Le rapport explique notamment que la capacité de détection des erreurs par les caisses d’allocations familiales (Caf) reste bien trop insuffisante du fait du manque de fiabilité des déclarations des allocataires. Le risque résiduel lié aux données déclarées à 24 mois reste élevé : à 7,4%. Cela représente tout de même 5,5 Md€ d’indus et de rappels non détectés. En clair, le mécanisme de contrôle interne de la branche famille est encore tâtonnant. Et pour cause, celui-ci est encore en cours de construction et devrait être complet en 2025.

En outre, les fraudes aux prestations familiales sont également légion avec un montant estimé à 3,9 Md€, soit 4,9% des prestations versées par la branche famille. Cette fraude a augmenté par rapport à sa dernière évaluation faite en 2021 où elle atteignait 3,6% des prestations à 2,81 Md€.

◆ Liste des tâches
**A)** Répondez à ces questions sur le texte consacré à la branche famille :
(i) À combien s'élève le risque résiduel lié aux données déclarées à 24 mois ?
(ii) En quelle année le mécanisme de contrôle interne devrait-il être complet ?
(iii) Quel est le montant estimé des fraudes aux prestations familiales ?
**B)** Recopiez le passage du texte consacré à la branche famille qui va de « Le rapport explique » jusqu'à « à 2,81 Md€. », en substituant « bénéficiaires » à « allocataires ».
**C)** Poursuivez le texte consacré à la branche famille à la suite de sa dernière phrase.

Données structurées d'analyse des pages:
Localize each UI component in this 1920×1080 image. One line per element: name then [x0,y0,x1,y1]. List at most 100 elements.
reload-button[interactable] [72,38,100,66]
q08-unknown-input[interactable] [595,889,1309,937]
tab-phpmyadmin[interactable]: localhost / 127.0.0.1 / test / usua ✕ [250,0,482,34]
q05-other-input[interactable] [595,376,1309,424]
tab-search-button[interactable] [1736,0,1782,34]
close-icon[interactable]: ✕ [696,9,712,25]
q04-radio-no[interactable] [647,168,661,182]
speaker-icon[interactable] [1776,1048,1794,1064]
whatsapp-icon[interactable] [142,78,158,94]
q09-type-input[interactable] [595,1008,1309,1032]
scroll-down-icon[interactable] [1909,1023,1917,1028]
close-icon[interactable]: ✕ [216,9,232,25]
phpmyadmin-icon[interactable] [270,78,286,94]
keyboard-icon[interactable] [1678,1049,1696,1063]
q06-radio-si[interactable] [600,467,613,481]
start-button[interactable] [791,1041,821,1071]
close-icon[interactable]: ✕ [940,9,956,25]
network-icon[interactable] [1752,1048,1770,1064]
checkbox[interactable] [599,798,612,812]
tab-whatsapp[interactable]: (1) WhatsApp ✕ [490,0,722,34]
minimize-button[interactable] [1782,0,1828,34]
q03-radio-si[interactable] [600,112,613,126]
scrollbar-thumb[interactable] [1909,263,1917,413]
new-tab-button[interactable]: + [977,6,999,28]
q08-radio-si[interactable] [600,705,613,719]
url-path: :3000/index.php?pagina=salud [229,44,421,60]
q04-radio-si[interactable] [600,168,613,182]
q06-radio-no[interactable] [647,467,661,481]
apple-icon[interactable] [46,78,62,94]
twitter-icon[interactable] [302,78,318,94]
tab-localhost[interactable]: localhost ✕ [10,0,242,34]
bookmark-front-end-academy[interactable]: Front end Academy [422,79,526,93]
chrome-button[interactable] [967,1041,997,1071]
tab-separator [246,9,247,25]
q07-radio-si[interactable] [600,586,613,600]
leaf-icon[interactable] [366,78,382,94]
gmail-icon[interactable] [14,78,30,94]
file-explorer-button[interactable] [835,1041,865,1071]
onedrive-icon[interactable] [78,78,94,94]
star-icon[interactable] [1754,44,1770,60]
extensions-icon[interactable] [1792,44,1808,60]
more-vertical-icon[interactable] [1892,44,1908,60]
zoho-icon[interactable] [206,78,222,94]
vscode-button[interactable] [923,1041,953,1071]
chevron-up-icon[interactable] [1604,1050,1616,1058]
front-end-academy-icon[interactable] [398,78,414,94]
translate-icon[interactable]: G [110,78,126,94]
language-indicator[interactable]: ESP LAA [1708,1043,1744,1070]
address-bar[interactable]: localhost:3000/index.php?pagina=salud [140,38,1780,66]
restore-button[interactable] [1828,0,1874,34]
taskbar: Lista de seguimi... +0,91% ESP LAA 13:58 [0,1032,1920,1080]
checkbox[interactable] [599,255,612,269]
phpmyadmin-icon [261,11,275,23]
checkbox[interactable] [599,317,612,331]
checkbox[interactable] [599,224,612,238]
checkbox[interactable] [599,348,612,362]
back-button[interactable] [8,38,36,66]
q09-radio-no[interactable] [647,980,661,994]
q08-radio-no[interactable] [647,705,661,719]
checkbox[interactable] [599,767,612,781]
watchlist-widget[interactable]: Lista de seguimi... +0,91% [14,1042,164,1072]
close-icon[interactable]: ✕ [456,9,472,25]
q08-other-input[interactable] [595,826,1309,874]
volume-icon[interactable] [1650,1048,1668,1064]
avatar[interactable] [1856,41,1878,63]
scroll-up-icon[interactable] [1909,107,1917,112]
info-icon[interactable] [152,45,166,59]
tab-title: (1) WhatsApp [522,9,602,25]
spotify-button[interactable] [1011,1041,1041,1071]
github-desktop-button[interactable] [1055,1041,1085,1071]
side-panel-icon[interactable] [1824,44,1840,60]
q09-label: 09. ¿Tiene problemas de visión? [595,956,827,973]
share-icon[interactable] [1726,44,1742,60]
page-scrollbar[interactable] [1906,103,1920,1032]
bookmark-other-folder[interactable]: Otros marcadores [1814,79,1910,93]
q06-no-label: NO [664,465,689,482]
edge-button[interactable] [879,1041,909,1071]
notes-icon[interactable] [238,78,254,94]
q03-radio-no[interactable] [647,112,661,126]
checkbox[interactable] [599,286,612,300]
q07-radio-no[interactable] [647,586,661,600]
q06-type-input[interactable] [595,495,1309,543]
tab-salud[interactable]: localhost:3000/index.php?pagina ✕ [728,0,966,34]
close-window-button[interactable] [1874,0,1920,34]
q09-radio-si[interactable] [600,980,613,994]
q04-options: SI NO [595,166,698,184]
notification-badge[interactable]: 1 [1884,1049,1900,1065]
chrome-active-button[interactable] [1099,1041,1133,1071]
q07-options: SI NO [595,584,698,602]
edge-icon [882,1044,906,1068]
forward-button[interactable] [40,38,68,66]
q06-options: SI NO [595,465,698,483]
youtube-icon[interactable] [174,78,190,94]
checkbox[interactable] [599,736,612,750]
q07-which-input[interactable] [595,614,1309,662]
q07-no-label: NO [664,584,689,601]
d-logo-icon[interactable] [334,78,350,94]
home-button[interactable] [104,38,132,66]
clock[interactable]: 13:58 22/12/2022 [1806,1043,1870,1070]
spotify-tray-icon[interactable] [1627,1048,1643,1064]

◆ Résultats par tâche
**A)**
(i) 7,4 %
(ii) 2025
(iii) 3,9 Md€

**B)**
Le rapport explique notamment que la capacité de détection des erreurs par les caisses d’allocations familiales (Caf) reste bien trop insuffisante du fait du manque de fiabilité des déclarations des bénéficiaires. Le risque résiduel lié aux données déclarées à 24 mois reste élevé : à 7,4%. Cela représente tout de même 5,5 Md€ d’indus et de rappels non détectés. En clair, le mécanisme de contrôle interne de la branche famille est encore tâtonnant. Et pour cause, celui-ci est encore en cours de construction et devrait être complet en 2025.

En outre, les fraudes aux prestations familiales sont également légion avec un montant estimé à 3,9 Md€, soit 4,9% des prestations versées par la branche famille. Cette fraude a augmenté par rapport à sa dernière évaluation faite en 2021 où elle atteignait 3,6% des prestations à 2,81 Md€.

**C)**
Malgré ce nouveau refus de certifier les comptes de la branche famille, le ministère du travail, de la santé et des solidarités retient un point positif. Il salue le fait que la Cour ne va pas “jusqu’à émettre une opinion négative comme en 2022 [et] prend ainsi en compte les progrès réalisés et les travaux entrepris depuis, pour fiabiliser les données déclarées par les allocataires“.

Les anomalies significatives relevées dans les branches maladie, accidents du travail et autonomie

En dehors de la branche famille de la sécurité sociale qui est mise à l’écart, la Cour des comptes relève plusieurs anomalies dites significatives dans 3 branches de la sécurité sociale.

Du côté de la branche maladie, la Cour note la persistance d’une dette de 800 M€ envers les hôpitaux publics vieille de plus de 40 ans. Le rapport considère que cette dette est éteinte et devrait donc être enlevée de la comptabilité de cette branche. Par ailleurs l’assurance maladie ne provisionne pas les séjours hospitaliers non terminés à la date de clôture de l’exercice, ce qui n’est pas normal. De plus, la Cour indique que les provisions pour risques sont sous-évaluées et que certaines sommes pourtant incertaines sont enregistrées par la branche maladie comme des produits (242 M€ de ces produits seraient concernés par cette incertitude).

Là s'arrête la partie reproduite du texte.